Among the entries, which lines carry the string "شیراز"? Copy each of them.

** start **

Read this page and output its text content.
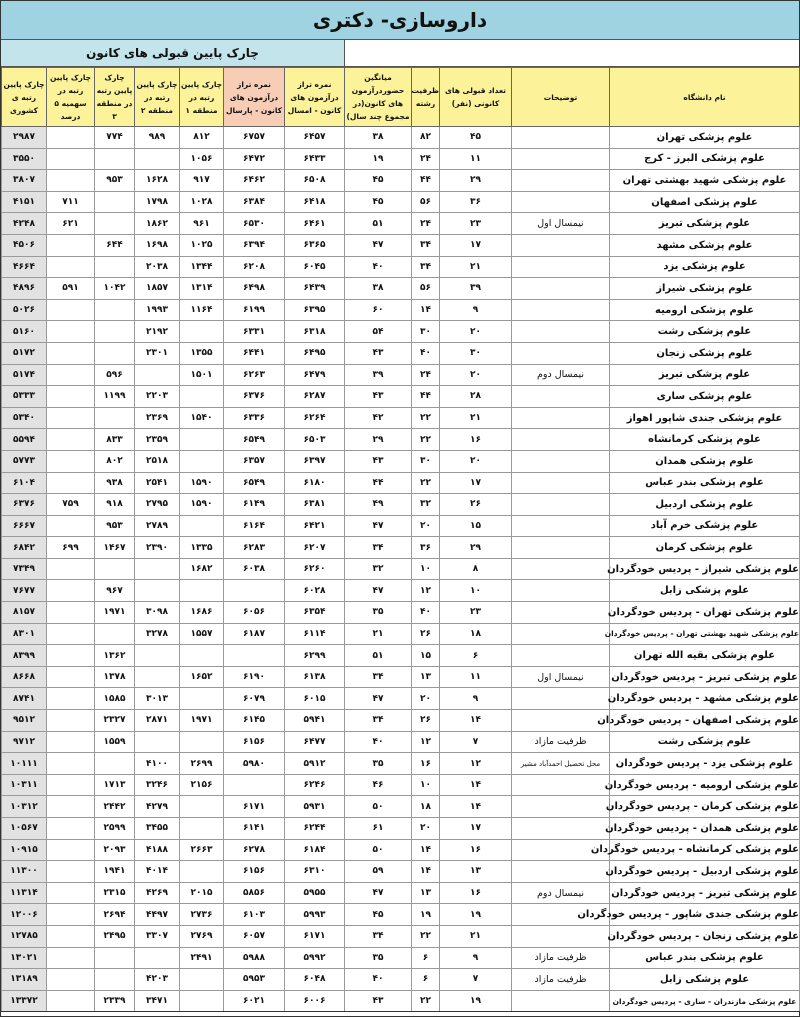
داروسازی- دکتری
چارک پایین قبولی های کانون
چارک پایین رتبه ی کشوری	چارک پایین رتبه در سهمیه ۵ درصد	چارک پایین رتبه در منطقه ۳	چارک پایین رتبه در منطقه ۲	چارک پایین رتبه در منطقه ۱	نمره تراز درآزمون های کانون - پارسال	نمره تراز درآزمون های کانون - امسال	میانگین حضوردرآزمون های کانون(در مجموع چند سال)	ظرفیت رشته	تعداد قبولی های کانونی (نفر)	توضیحات	نام دانشگاه
۲۹۸۷		۷۷۴	۹۸۹	۸۱۲	۶۷۵۷	۶۴۵۷	۳۸	۸۲	۴۵		علوم پزشکی تهران
۳۵۵۰				۱۰۵۶	۶۴۷۲	۶۴۳۳	۱۹	۲۴	۱۱		علوم پزشکی البرز - کرج
۳۸۰۷		۹۵۳	۱۶۲۸	۹۱۷	۶۴۶۲	۶۵۰۸	۴۵	۴۴	۲۹		علوم پزشکی شهید بهشتی تهران
۴۱۵۱	۷۱۱		۱۷۹۸	۱۰۲۸	۶۳۸۴	۶۴۱۸	۴۵	۵۶	۳۶		علوم پزشکی اصفهان
۴۲۴۸	۶۲۱		۱۸۶۲	۹۶۱	۶۵۳۰	۶۴۶۱	۵۱	۲۴	۲۳	نیمسال اول	علوم پزشکی تبریز
۴۵۰۶		۶۴۴	۱۶۹۸	۱۰۲۵	۶۳۹۴	۶۳۶۵	۴۷	۳۴	۱۷		علوم پزشکی مشهد
۴۶۶۴			۲۰۳۸	۱۳۴۴	۶۲۰۸	۶۰۴۵	۴۰	۳۴	۲۱		علوم پزشکی یزد
۴۸۹۶	۵۹۱	۱۰۴۲	۱۸۵۷	۱۳۱۴	۶۴۹۸	۶۴۳۹	۳۸	۵۶	۳۹		علوم پزشکی شیراز
۵۰۲۶			۱۹۹۳	۱۱۶۴	۶۱۹۹	۶۳۹۵	۶۰	۱۴	۹		علوم پزشکی ارومیه
۵۱۶۰			۲۱۹۲		۶۳۳۱	۶۳۱۸	۵۴	۳۰	۲۰		علوم پزشکی رشت
۵۱۷۲			۲۳۰۱	۱۳۵۵	۶۴۴۱	۶۴۹۵	۴۳	۴۰	۳۰		علوم پزشکی زنجان
۵۱۷۴		۵۹۶		۱۵۰۱	۶۲۶۳	۶۴۷۹	۳۹	۲۴	۲۰	نیمسال دوم	علوم پزشکی تبریز
۵۳۳۳		۱۱۹۹	۲۲۰۳		۶۳۷۶	۶۲۸۷	۴۳	۴۴	۲۸		علوم پزشکی ساری
۵۳۴۰			۲۳۶۹	۱۵۴۰	۶۳۳۶	۶۲۶۴	۴۲	۲۲	۲۱		علوم پزشکی جندی شاپور اهواز
۵۵۹۴		۸۳۳	۲۳۵۹		۶۵۴۹	۶۵۰۳	۲۹	۲۲	۱۶		علوم پزشکی کرمانشاه
۵۷۷۳		۸۰۲	۲۵۱۸		۶۳۵۷	۶۳۹۷	۴۳	۳۰	۲۰		علوم پزشکی همدان
۶۱۰۴		۹۳۸	۲۵۴۱	۱۵۹۰	۶۵۴۹	۶۱۸۰	۴۴	۲۲	۱۷		علوم پزشکی بندر عباس
۶۳۷۶	۷۵۹	۹۱۸	۲۷۹۵	۱۵۹۰	۶۱۴۹	۶۳۸۱	۴۹	۳۲	۲۶		علوم پزشکی اردبیل
۶۶۶۷		۹۵۳	۲۷۸۹		۶۱۶۴	۶۴۲۱	۴۷	۲۰	۱۵		علوم پزشکی خرم آباد
۶۸۴۲	۶۹۹	۱۴۶۷	۲۳۹۰	۱۳۳۵	۶۲۸۳	۶۲۰۷	۳۴	۳۶	۲۹		علوم پزشکی کرمان
۷۳۴۹				۱۶۸۲	۶۰۳۸	۶۲۶۰	۳۲	۱۰	۸		علوم پزشکی شیراز - پردیس خودگردان
۷۶۷۷		۹۶۷				۶۰۲۸	۴۷	۱۲	۱۰		علوم پزشکی زابل
۸۱۵۷		۱۹۷۱	۳۰۹۸	۱۶۸۶	۶۰۵۶	۶۳۵۴	۳۵	۴۰	۲۳		علوم پزشکی تهران - پردیس خودگردان
۸۳۰۱			۳۲۷۸	۱۵۵۷	۶۱۸۷	۶۱۱۴	۲۱	۲۶	۱۸		علوم پزشکی شهید بهشتی تهران - پردیس خودگردان
۸۳۹۹		۱۳۶۲				۶۲۹۹	۵۱	۱۵	۶		علوم پزشکی بقیه الله تهران
۸۶۶۸		۱۳۷۸		۱۶۵۲	۶۱۹۰	۶۱۳۸	۳۴	۱۳	۱۱	نیمسال اول	علوم پزشکی تبریز - پردیس خودگردان
۸۷۴۱		۱۵۸۵	۳۰۱۳		۶۰۷۹	۶۰۱۵	۴۷	۲۰	۹		علوم پزشکی مشهد - پردیس خودگردان
۹۵۱۲		۲۳۲۷	۲۸۷۱	۱۹۷۱	۶۱۴۵	۵۹۴۱	۳۴	۲۶	۱۴		علوم پزشکی اصفهان - پردیس خودگردان
۹۷۱۲		۱۵۵۹			۶۱۵۶	۶۴۷۷	۴۰	۱۲	۷	ظرفیت مازاد	علوم پزشکی رشت
۱۰۱۱۱			۴۱۰۰	۲۶۹۹	۵۹۸۰	۵۹۱۲	۳۵	۱۶	۱۲	محل تحصیل احمدآباد مشیر	علوم پزشکی یزد - پردیس خودگردان
۱۰۳۱۱		۱۷۱۳	۳۲۴۶	۲۱۵۶		۶۲۴۶	۴۶	۱۰	۱۴		علوم پزشکی ارومیه - پردیس خودگردان
۱۰۳۱۲		۲۴۴۲	۴۲۷۹		۶۱۷۱	۵۹۳۱	۵۰	۱۸	۱۴		علوم پزشکی کرمان - پردیس خودگردان
۱۰۵۶۷		۲۵۹۹	۳۴۵۵		۶۱۴۱	۶۲۴۴	۶۱	۲۰	۱۷		علوم پزشکی همدان - پردیس خودگردان
۱۰۹۱۵		۲۰۹۳	۴۱۸۸	۲۶۶۳	۶۲۷۸	۶۱۸۴	۵۰	۱۴	۱۶		علوم پزشکی کرمانشاه - پردیس خودگردان
۱۱۳۰۰		۱۹۴۱	۴۰۱۴		۶۱۵۶	۶۳۱۰	۵۹	۱۴	۱۳		علوم پزشکی اردبیل - پردیس خودگردان
۱۱۳۱۴		۲۳۱۵	۴۲۶۹	۲۰۱۵	۵۸۵۶	۵۹۵۵	۴۷	۱۳	۱۶	نیمسال دوم	علوم پزشکی تبریز - پردیس خودگردان
۱۲۰۰۶		۲۶۹۴	۴۴۹۷	۲۷۳۶	۶۱۰۳	۵۹۹۳	۴۵	۱۹	۱۹		علوم پزشکی جندی شاپور - پردیس خودگردان
۱۲۷۸۵		۲۴۹۵	۳۳۰۷	۲۷۶۹	۶۰۵۷	۶۱۷۱	۳۴	۲۲	۲۱		علوم پزشکی زنجان - پردیس خودگردان
۱۳۰۲۱				۲۴۹۱	۵۹۸۸	۵۹۹۲	۳۵	۶	۹	ظرفیت مازاد	علوم پزشکی بندر عباس
۱۳۱۸۹			۴۲۰۳		۵۹۵۳	۶۰۴۸	۴۰	۶	۷	ظرفیت مازاد	علوم پزشکی زابل
۱۳۳۷۲		۲۳۳۹	۳۴۷۱		۶۰۲۱	۶۰۰۶	۴۳	۲۲	۱۹		علوم پزشکی مازندران - ساری - پردیس خودگردان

** end **

| Task answer |
۴۸۹۶	۵۹۱	۱۰۴۲	۱۸۵۷	۱۳۱۴	۶۴۹۸	۶۴۳۹	۳۸	۵۶	۳۹		علوم پزشکی شیراز
۷۳۴۹				۱۶۸۲	۶۰۳۸	۶۲۶۰	۳۲	۱۰	۸		علوم پزشکی شیراز - پردیس خودگردان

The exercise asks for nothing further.